## Dataset records
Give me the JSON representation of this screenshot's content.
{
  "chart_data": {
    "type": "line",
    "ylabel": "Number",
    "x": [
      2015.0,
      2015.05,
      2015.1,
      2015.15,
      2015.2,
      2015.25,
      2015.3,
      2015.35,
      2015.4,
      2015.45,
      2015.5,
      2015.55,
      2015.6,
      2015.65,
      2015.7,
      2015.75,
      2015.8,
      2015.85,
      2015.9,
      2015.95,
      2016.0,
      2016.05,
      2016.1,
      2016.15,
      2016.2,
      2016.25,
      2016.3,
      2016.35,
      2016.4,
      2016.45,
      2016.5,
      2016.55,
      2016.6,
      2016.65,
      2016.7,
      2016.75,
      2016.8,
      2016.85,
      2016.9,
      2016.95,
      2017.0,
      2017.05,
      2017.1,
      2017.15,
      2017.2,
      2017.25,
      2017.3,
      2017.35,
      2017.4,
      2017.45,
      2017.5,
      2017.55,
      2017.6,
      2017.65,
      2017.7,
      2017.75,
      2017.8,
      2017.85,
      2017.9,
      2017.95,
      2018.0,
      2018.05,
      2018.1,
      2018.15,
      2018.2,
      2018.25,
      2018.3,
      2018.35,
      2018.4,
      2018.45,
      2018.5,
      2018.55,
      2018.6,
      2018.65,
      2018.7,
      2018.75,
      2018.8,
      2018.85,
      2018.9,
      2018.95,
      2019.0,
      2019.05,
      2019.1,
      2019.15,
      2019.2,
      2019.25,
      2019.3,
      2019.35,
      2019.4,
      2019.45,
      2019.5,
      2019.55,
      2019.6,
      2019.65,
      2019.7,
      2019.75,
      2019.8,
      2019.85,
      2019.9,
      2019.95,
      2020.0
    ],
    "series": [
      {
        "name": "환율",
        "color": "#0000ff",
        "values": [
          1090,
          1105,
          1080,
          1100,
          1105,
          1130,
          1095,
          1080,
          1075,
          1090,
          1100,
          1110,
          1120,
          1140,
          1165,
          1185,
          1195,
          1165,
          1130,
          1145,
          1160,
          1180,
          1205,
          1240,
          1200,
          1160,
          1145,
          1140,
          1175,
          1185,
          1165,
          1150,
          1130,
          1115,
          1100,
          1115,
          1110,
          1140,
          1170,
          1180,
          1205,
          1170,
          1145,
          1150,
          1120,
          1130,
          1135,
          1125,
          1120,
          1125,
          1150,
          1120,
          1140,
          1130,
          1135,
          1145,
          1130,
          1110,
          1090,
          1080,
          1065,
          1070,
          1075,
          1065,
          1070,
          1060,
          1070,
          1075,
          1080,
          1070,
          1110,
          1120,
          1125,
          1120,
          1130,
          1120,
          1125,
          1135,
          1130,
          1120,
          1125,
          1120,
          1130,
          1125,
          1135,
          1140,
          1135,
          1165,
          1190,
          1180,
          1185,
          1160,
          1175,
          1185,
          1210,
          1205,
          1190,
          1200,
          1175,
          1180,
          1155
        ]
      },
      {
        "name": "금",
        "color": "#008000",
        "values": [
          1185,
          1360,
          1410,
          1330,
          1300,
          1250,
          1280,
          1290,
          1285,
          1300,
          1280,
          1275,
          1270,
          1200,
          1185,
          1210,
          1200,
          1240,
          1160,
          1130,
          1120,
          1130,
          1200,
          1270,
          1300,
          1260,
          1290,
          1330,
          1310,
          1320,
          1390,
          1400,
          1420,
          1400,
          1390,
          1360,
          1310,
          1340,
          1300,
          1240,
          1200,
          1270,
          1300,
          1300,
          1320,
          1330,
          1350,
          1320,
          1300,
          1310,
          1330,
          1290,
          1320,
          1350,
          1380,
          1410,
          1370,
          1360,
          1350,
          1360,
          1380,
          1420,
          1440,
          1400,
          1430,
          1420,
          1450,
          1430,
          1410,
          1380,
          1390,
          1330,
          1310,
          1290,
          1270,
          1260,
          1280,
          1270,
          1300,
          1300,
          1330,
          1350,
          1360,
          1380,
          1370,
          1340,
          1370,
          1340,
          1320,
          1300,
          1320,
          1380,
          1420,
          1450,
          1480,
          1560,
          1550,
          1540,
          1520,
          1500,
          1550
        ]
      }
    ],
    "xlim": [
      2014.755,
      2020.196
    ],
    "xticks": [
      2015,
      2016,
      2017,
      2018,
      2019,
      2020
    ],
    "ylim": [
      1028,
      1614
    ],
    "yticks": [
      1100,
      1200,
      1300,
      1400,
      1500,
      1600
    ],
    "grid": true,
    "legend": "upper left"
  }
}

## Work required
Write out all of the records above exactly as they appear.

## Full output
Give me the JSON representation of this screenshot's content.
{
  "chart_data": {
    "type": "line",
    "ylabel": "Number",
    "x": [
      2015.0,
      2015.05,
      2015.1,
      2015.15,
      2015.2,
      2015.25,
      2015.3,
      2015.35,
      2015.4,
      2015.45,
      2015.5,
      2015.55,
      2015.6,
      2015.65,
      2015.7,
      2015.75,
      2015.8,
      2015.85,
      2015.9,
      2015.95,
      2016.0,
      2016.05,
      2016.1,
      2016.15,
      2016.2,
      2016.25,
      2016.3,
      2016.35,
      2016.4,
      2016.45,
      2016.5,
      2016.55,
      2016.6,
      2016.65,
      2016.7,
      2016.75,
      2016.8,
      2016.85,
      2016.9,
      2016.95,
      2017.0,
      2017.05,
      2017.1,
      2017.15,
      2017.2,
      2017.25,
      2017.3,
      2017.35,
      2017.4,
      2017.45,
      2017.5,
      2017.55,
      2017.6,
      2017.65,
      2017.7,
      2017.75,
      2017.8,
      2017.85,
      2017.9,
      2017.95,
      2018.0,
      2018.05,
      2018.1,
      2018.15,
      2018.2,
      2018.25,
      2018.3,
      2018.35,
      2018.4,
      2018.45,
      2018.5,
      2018.55,
      2018.6,
      2018.65,
      2018.7,
      2018.75,
      2018.8,
      2018.85,
      2018.9,
      2018.95,
      2019.0,
      2019.05,
      2019.1,
      2019.15,
      2019.2,
      2019.25,
      2019.3,
      2019.35,
      2019.4,
      2019.45,
      2019.5,
      2019.55,
      2019.6,
      2019.65,
      2019.7,
      2019.75,
      2019.8,
      2019.85,
      2019.9,
      2019.95,
      2020.0
    ],
    "series": [
      {
        "name": "환율",
        "color": "#0000ff",
        "values": [
          1090,
          1105,
          1080,
          1100,
          1105,
          1130,
          1095,
          1080,
          1075,
          1090,
          1100,
          1110,
          1120,
          1140,
          1165,
          1185,
          1195,
          1165,
          1130,
          1145,
          1160,
          1180,
          1205,
          1240,
          1200,
          1160,
          1145,
          1140,
          1175,
          1185,
          1165,
          1150,
          1130,
          1115,
          1100,
          1115,
          1110,
          1140,
          1170,
          1180,
          1205,
          1170,
          1145,
          1150,
          1120,
          1130,
          1135,
          1125,
          1120,
          1125,
          1150,
          1120,
          1140,
          1130,
          1135,
          1145,
          1130,
          1110,
          1090,
          1080,
          1065,
          1070,
          1075,
          1065,
          1070,
          1060,
          1070,
          1075,
          1080,
          1070,
          1110,
          1120,
          1125,
          1120,
          1130,
          1120,
          1125,
          1135,
          1130,
          1120,
          1125,
          1120,
          1130,
          1125,
          1135,
          1140,
          1135,
          1165,
          1190,
          1180,
          1185,
          1160,
          1175,
          1185,
          1210,
          1205,
          1190,
          1200,
          1175,
          1180,
          1155
        ]
      },
      {
        "name": "금",
        "color": "#008000",
        "values": [
          1185,
          1360,
          1410,
          1330,
          1300,
          1250,
          1280,
          1290,
          1285,
          1300,
          1280,
          1275,
          1270,
          1200,
          1185,
          1210,
          1200,
          1240,
          1160,
          1130,
          1120,
          1130,
          1200,
          1270,
          1300,
          1260,
          1290,
          1330,
          1310,
          1320,
          1390,
          1400,
          1420,
          1400,
          1390,
          1360,
          1310,
          1340,
          1300,
          1240,
          1200,
          1270,
          1300,
          1300,
          1320,
          1330,
          1350,
          1320,
          1300,
          1310,
          1330,
          1290,
          1320,
          1350,
          1380,
          1410,
          1370,
          1360,
          1350,
          1360,
          1380,
          1420,
          1440,
          1400,
          1430,
          1420,
          1450,
          1430,
          1410,
          1380,
          1390,
          1330,
          1310,
          1290,
          1270,
          1260,
          1280,
          1270,
          1300,
          1300,
          1330,
          1350,
          1360,
          1380,
          1370,
          1340,
          1370,
          1340,
          1320,
          1300,
          1320,
          1380,
          1420,
          1450,
          1480,
          1560,
          1550,
          1540,
          1520,
          1500,
          1550
        ]
      }
    ],
    "xlim": [
      2014.755,
      2020.196
    ],
    "xticks": [
      2015,
      2016,
      2017,
      2018,
      2019,
      2020
    ],
    "ylim": [
      1028,
      1614
    ],
    "yticks": [
      1100,
      1200,
      1300,
      1400,
      1500,
      1600
    ],
    "grid": true,
    "legend": "upper left"
  }
}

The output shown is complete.